**Exercise details**
Read through the records below and copy each line that uses the word "Gate".

**Given records**

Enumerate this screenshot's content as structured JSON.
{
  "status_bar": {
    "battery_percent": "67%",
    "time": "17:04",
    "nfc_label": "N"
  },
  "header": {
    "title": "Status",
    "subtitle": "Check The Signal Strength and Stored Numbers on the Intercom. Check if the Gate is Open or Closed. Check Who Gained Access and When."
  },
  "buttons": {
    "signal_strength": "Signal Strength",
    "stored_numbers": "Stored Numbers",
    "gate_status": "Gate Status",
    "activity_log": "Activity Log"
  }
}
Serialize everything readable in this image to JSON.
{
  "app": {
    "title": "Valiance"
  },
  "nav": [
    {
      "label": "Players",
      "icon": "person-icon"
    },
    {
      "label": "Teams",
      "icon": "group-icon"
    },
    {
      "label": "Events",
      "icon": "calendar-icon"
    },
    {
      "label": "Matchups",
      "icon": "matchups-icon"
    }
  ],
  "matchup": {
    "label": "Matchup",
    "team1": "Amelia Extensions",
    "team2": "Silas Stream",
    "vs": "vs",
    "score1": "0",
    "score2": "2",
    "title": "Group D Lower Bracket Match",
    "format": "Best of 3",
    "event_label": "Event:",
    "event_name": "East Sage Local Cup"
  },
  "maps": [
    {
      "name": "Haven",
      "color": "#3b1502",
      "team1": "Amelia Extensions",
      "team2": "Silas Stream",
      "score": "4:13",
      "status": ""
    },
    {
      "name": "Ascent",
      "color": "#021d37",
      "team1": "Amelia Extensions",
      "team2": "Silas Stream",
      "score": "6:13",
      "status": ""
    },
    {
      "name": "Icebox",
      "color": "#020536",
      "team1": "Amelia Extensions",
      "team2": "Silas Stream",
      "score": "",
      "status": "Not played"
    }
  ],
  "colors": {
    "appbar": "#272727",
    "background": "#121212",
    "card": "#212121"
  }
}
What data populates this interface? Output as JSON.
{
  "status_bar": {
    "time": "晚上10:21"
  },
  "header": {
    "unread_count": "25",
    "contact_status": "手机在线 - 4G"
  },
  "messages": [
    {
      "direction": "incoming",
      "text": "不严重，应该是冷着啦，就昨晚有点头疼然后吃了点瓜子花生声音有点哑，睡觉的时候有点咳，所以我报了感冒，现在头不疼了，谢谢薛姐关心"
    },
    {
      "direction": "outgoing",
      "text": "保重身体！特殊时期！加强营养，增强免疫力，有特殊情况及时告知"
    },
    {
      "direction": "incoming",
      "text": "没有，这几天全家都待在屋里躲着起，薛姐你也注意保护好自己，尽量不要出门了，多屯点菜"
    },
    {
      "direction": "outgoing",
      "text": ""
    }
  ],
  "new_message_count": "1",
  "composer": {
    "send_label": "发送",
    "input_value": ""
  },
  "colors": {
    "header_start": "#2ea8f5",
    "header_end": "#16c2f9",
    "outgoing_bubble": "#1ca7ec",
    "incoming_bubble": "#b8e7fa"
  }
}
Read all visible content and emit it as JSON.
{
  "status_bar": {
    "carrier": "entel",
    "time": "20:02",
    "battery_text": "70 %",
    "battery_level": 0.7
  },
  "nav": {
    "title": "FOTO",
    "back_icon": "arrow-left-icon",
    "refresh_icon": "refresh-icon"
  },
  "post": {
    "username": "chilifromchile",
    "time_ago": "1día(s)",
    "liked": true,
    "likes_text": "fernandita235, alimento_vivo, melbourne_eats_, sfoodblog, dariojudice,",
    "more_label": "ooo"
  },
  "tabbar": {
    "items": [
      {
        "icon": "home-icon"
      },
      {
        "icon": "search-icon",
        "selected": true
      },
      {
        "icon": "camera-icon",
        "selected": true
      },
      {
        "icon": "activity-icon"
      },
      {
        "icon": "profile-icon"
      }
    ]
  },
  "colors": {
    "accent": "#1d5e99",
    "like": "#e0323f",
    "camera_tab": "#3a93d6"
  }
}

**Correct output**
    "subtitle": "Check The Signal Strength and Stored Numbers on the Intercom. Check if the Gate is Open or Closed. Check Who Gained Access and When."
    "gate_status": "Gate Status",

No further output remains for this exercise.